_Material shown_:
+---+
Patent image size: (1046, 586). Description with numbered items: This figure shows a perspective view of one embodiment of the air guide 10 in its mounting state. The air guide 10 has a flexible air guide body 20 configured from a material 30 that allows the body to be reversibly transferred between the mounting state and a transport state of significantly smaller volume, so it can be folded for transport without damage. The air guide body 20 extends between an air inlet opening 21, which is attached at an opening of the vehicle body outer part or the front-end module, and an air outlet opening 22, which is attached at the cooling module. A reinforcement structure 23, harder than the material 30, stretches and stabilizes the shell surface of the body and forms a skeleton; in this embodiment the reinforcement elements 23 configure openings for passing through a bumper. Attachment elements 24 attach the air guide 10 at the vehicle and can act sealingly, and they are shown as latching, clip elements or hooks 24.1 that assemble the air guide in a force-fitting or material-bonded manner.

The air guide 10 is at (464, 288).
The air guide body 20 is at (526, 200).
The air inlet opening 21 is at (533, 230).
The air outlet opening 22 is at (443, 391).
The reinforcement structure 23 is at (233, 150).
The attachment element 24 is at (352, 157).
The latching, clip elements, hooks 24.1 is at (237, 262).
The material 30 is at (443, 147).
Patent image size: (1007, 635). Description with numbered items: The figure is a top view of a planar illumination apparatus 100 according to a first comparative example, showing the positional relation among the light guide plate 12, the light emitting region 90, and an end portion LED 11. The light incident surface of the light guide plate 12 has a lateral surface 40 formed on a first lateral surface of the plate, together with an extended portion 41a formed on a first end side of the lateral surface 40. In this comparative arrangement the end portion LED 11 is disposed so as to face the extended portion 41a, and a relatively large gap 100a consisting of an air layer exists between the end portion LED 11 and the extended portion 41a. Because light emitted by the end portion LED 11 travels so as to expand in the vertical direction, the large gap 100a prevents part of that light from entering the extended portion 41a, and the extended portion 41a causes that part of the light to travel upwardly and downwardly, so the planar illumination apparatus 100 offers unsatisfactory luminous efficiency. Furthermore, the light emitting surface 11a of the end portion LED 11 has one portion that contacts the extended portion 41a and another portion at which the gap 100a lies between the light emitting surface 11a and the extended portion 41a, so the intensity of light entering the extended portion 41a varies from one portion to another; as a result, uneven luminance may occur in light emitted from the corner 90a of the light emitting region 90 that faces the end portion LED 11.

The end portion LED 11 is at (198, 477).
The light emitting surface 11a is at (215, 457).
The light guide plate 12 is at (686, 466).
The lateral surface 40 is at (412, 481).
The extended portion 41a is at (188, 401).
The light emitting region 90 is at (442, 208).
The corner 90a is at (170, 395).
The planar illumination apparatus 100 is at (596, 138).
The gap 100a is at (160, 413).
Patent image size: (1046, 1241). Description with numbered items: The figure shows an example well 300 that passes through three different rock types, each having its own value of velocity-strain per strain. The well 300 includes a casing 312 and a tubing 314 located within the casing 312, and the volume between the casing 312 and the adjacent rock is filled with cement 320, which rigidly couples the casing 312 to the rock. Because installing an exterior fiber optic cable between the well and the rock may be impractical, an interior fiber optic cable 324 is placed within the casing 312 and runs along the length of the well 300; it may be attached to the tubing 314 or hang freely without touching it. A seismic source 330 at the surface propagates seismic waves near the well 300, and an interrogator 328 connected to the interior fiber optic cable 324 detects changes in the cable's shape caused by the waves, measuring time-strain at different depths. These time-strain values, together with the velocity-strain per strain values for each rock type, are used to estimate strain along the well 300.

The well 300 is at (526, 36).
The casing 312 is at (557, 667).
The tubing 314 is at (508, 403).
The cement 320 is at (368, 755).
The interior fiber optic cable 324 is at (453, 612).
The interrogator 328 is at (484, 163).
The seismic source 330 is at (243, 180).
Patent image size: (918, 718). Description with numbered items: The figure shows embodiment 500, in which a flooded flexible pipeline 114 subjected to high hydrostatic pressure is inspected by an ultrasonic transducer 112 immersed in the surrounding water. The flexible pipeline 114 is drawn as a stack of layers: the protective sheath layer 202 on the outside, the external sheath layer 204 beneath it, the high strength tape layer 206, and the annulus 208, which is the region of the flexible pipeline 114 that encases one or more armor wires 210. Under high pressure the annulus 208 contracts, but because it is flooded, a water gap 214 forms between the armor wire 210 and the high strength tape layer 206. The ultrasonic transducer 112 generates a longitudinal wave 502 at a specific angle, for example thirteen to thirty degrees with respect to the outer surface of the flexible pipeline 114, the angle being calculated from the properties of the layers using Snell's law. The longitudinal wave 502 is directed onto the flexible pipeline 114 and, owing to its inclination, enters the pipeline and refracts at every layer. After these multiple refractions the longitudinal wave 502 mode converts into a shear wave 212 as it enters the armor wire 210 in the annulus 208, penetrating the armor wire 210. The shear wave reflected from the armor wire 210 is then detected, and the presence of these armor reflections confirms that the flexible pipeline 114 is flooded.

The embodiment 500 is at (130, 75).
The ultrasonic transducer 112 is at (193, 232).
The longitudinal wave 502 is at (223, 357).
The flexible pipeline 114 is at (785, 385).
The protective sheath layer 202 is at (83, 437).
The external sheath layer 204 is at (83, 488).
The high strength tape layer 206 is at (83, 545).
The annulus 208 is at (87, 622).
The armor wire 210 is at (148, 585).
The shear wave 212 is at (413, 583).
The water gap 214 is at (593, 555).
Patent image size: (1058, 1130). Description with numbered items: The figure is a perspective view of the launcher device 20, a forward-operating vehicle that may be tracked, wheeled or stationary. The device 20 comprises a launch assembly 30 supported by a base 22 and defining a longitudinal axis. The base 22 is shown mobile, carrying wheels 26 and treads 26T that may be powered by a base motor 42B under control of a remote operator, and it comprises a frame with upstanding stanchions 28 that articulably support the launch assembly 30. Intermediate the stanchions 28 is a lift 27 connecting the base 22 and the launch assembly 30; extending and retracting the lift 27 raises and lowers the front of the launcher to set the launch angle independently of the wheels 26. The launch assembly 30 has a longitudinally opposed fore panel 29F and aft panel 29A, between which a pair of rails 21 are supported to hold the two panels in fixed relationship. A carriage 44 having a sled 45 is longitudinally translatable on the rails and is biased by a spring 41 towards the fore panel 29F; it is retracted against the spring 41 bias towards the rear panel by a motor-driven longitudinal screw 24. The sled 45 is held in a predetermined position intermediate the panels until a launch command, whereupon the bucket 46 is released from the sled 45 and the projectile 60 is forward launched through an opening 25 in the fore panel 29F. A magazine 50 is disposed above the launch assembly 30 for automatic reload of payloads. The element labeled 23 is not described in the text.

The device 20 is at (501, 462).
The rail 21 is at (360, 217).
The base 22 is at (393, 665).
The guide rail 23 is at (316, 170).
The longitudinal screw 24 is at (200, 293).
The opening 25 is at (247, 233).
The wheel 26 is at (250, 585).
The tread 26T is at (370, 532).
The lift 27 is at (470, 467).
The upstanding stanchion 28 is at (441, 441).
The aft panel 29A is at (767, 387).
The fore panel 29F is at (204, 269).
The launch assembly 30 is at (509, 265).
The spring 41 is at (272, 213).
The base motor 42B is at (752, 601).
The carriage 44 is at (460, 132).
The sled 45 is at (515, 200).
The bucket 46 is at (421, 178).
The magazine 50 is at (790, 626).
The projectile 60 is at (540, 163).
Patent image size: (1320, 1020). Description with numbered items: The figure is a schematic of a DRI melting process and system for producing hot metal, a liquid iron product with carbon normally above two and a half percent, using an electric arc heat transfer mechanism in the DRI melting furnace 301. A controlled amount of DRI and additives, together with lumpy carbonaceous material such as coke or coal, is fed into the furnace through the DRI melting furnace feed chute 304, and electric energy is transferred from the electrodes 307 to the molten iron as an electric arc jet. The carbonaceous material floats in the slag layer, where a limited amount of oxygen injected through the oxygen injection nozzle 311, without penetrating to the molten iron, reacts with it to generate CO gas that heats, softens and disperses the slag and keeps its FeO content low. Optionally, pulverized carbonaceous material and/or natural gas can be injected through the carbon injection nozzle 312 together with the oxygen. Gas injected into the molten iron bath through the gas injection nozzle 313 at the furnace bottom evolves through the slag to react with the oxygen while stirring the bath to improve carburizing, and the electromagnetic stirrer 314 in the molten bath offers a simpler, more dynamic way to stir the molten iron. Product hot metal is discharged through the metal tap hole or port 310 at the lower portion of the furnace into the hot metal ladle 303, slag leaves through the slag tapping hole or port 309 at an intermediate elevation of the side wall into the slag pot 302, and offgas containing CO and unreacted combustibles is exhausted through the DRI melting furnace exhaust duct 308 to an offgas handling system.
+---+
_Stated problem_: Quote the records above word for word, starting at their first line and ending at the line containing "The air guide body 20 is at (526, 200).", with both included.

_Solution for this task_:
Patent image size: (1046, 586). Description with numbered items: This figure shows a perspective view of one embodiment of the air guide 10 in its mounting state. The air guide 10 has a flexible air guide body 20 configured from a material 30 that allows the body to be reversibly transferred between the mounting state and a transport state of significantly smaller volume, so it can be folded for transport without damage. The air guide body 20 extends between an air inlet opening 21, which is attached at an opening of the vehicle body outer part or the front-end module, and an air outlet opening 22, which is attached at the cooling module. A reinforcement structure 23, harder than the material 30, stretches and stabilizes the shell surface of the body and forms a skeleton; in this embodiment the reinforcement elements 23 configure openings for passing through a bumper. Attachment elements 24 attach the air guide 10 at the vehicle and can act sealingly, and they are shown as latching, clip elements or hooks 24.1 that assemble the air guide in a force-fitting or material-bonded manner.

The air guide 10 is at (464, 288).
The air guide body 20 is at (526, 200).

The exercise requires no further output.